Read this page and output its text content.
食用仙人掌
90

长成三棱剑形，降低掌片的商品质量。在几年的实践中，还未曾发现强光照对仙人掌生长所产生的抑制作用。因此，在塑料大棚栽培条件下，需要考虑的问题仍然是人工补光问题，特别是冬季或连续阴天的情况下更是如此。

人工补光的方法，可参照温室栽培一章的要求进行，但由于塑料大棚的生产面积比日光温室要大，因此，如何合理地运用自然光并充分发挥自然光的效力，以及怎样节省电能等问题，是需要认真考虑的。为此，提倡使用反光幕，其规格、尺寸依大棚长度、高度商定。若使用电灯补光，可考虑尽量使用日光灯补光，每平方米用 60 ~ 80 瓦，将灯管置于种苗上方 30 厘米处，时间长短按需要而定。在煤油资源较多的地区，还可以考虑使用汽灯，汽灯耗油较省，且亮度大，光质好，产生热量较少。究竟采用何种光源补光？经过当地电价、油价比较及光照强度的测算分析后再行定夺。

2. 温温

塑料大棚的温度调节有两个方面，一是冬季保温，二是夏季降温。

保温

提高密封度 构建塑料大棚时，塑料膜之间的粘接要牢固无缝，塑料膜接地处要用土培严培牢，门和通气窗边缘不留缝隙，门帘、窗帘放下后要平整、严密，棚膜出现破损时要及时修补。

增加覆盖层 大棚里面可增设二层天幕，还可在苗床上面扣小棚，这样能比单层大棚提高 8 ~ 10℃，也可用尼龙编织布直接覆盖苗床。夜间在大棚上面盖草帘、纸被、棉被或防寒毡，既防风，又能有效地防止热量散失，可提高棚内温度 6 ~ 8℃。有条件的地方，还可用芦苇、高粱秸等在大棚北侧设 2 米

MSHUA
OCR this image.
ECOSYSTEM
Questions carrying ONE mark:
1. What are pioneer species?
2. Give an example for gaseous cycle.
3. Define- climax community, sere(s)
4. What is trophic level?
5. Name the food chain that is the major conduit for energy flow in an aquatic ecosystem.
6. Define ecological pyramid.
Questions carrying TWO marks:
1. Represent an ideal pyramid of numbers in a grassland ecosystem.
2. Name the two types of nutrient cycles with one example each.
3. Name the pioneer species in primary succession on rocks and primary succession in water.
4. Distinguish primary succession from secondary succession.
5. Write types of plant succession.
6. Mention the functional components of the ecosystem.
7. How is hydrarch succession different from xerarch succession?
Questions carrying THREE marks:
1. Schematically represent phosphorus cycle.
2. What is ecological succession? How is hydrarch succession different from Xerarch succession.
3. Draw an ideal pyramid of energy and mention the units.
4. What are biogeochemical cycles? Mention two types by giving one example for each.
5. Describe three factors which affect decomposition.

________________________________________

Given request:
Search the records for the word "succession" and copy every line where it occurs.

Exercise response:
3. Name the pioneer species in primary succession on rocks and primary succession in water.
4. Distinguish primary succession from secondary succession.
5. Write types of plant succession.
7. How is hydrarch succession different from xerarch succession?
2. What is ecological succession? How is hydrarch succession different from Xerarch succession.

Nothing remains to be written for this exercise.